## What you will do
Each record below should be output verbatim, without pictures.

## Provided entries
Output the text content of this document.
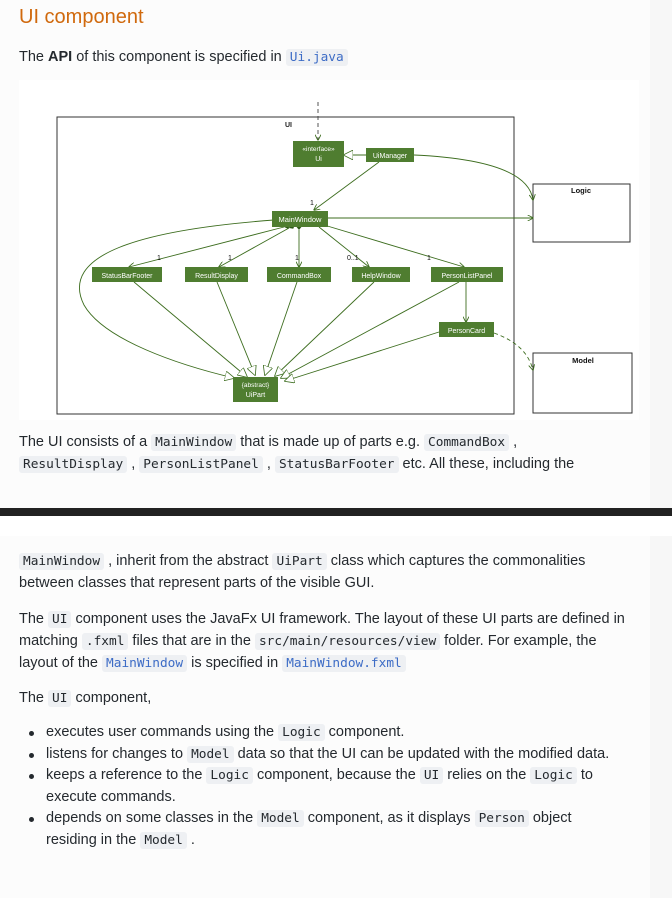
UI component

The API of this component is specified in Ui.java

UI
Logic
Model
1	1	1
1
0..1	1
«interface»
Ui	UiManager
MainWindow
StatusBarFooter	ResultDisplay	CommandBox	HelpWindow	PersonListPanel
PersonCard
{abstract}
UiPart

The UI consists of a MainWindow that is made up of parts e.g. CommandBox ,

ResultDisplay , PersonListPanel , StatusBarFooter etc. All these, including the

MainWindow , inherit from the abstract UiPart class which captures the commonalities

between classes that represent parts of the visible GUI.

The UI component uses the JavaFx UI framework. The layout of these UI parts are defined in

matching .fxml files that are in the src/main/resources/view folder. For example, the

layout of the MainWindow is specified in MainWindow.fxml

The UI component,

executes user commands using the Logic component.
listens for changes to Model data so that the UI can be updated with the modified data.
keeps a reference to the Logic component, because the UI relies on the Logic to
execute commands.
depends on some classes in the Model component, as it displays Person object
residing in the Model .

## Expected output
Output the text content of this document.
UI component

The API of this component is specified in Ui.java

UI
Logic
Model
1	1	1
1
0..1	1
«interface»
Ui	UiManager
MainWindow
StatusBarFooter	ResultDisplay	CommandBox	HelpWindow	PersonListPanel
PersonCard
{abstract}
UiPart

The UI consists of a MainWindow that is made up of parts e.g. CommandBox ,

ResultDisplay , PersonListPanel , StatusBarFooter etc. All these, including the

MainWindow , inherit from the abstract UiPart class which captures the commonalities

between classes that represent parts of the visible GUI.

The UI component uses the JavaFx UI framework. The layout of these UI parts are defined in

matching .fxml files that are in the src/main/resources/view folder. For example, the

layout of the MainWindow is specified in MainWindow.fxml

The UI component,

executes user commands using the Logic component.
listens for changes to Model data so that the UI can be updated with the modified data.
keeps a reference to the Logic component, because the UI relies on the Logic to
execute commands.
depends on some classes in the Model component, as it displays Person object
residing in the Model .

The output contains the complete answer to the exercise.